═══ PROVIDED RECORDS

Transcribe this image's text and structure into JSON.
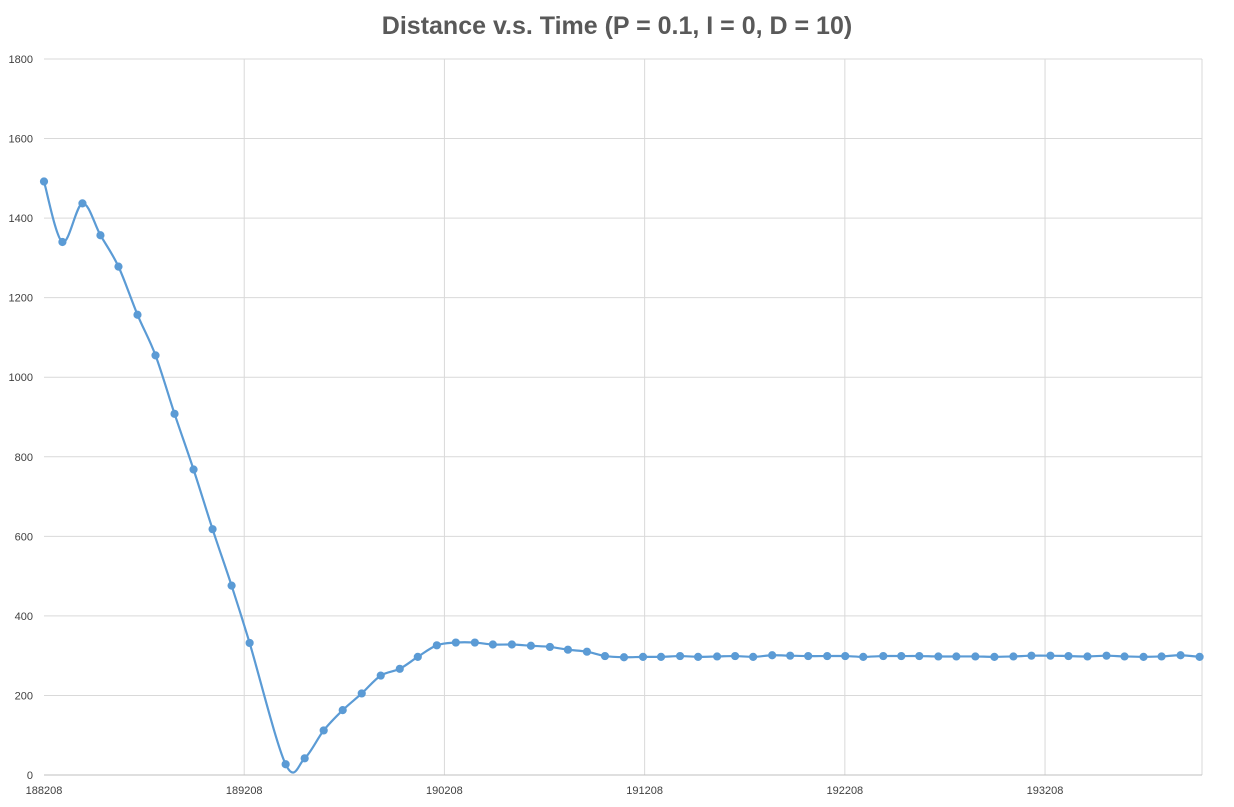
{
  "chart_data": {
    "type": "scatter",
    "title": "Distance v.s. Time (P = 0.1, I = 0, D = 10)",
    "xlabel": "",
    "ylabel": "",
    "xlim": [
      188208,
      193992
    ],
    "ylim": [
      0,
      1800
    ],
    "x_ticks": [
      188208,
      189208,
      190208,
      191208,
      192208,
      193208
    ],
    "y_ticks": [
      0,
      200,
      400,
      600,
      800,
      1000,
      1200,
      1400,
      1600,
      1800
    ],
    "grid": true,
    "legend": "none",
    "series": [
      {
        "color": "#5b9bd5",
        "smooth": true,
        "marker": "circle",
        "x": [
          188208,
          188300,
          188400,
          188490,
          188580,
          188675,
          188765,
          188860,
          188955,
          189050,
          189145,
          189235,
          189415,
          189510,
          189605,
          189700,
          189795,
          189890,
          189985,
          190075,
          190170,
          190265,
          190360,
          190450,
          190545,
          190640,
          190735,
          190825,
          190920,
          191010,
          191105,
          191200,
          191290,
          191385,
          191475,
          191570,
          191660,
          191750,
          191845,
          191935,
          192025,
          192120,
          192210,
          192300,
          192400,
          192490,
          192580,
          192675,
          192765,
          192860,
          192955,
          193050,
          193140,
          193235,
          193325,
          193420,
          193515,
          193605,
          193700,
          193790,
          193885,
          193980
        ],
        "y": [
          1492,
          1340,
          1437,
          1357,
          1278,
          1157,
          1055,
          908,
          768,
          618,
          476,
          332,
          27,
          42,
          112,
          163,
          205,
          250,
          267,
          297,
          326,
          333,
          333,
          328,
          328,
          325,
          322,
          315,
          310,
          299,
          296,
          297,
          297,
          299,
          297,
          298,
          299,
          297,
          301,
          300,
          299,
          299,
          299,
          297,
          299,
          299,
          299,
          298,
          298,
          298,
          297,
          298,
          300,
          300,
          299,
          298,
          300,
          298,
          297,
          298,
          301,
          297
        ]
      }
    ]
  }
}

══════
═══ PROVIDED RECORDS

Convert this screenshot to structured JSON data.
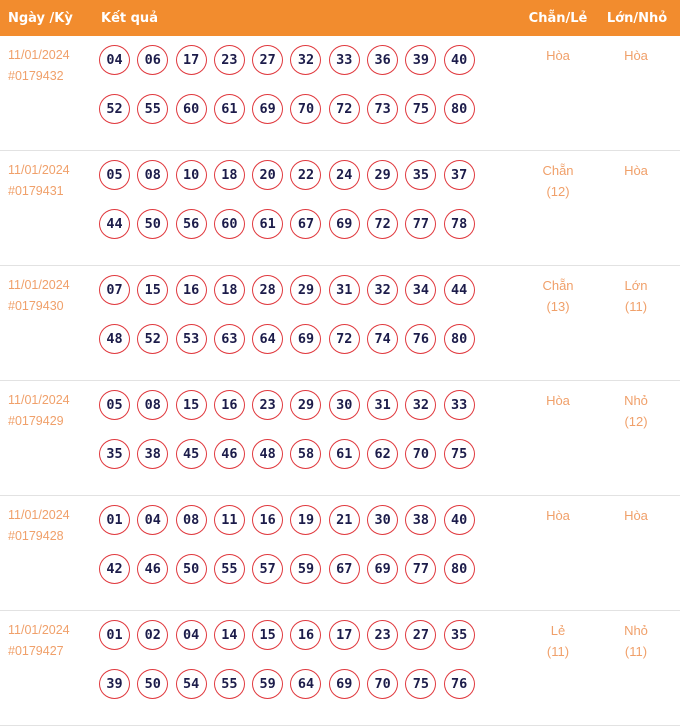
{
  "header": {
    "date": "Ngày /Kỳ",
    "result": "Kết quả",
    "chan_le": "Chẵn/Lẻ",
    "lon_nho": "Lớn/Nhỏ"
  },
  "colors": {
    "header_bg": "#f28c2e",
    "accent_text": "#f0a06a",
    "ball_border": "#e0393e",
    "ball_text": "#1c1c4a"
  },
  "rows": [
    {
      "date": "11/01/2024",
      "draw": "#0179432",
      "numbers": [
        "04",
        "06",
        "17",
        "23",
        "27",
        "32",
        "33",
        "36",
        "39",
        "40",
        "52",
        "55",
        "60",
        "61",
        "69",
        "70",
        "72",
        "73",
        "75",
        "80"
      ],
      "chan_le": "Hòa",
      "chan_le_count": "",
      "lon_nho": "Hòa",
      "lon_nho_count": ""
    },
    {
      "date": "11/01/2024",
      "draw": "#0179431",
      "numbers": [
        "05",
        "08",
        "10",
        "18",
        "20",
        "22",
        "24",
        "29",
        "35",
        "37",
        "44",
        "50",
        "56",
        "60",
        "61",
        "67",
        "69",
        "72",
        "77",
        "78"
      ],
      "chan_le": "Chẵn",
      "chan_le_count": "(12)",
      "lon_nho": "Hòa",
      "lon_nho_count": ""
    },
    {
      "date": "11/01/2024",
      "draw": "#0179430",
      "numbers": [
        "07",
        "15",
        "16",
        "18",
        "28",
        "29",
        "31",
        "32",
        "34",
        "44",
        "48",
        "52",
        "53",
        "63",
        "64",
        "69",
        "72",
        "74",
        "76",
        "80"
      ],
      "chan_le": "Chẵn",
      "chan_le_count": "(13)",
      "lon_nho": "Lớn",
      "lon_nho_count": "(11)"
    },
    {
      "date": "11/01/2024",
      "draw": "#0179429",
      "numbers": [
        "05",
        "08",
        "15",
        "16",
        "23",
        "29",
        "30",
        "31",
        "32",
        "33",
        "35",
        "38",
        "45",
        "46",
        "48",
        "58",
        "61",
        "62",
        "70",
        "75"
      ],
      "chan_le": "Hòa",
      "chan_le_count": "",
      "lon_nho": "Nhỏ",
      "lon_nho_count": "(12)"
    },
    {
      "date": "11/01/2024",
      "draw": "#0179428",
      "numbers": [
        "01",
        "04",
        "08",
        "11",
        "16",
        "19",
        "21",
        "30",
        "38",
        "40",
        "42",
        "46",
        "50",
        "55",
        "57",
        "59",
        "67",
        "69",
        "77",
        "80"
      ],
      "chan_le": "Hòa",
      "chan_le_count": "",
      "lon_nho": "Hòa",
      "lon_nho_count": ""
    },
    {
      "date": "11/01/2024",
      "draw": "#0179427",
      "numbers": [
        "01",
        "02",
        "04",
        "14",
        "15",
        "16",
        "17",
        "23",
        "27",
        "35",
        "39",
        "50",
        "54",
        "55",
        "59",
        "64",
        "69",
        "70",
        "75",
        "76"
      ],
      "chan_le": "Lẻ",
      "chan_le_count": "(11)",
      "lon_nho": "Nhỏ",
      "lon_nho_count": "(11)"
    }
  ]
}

══════

PROBLEM: Say how many lines include the word "this"; reply with the number alone.

ANSWER BELOW: 2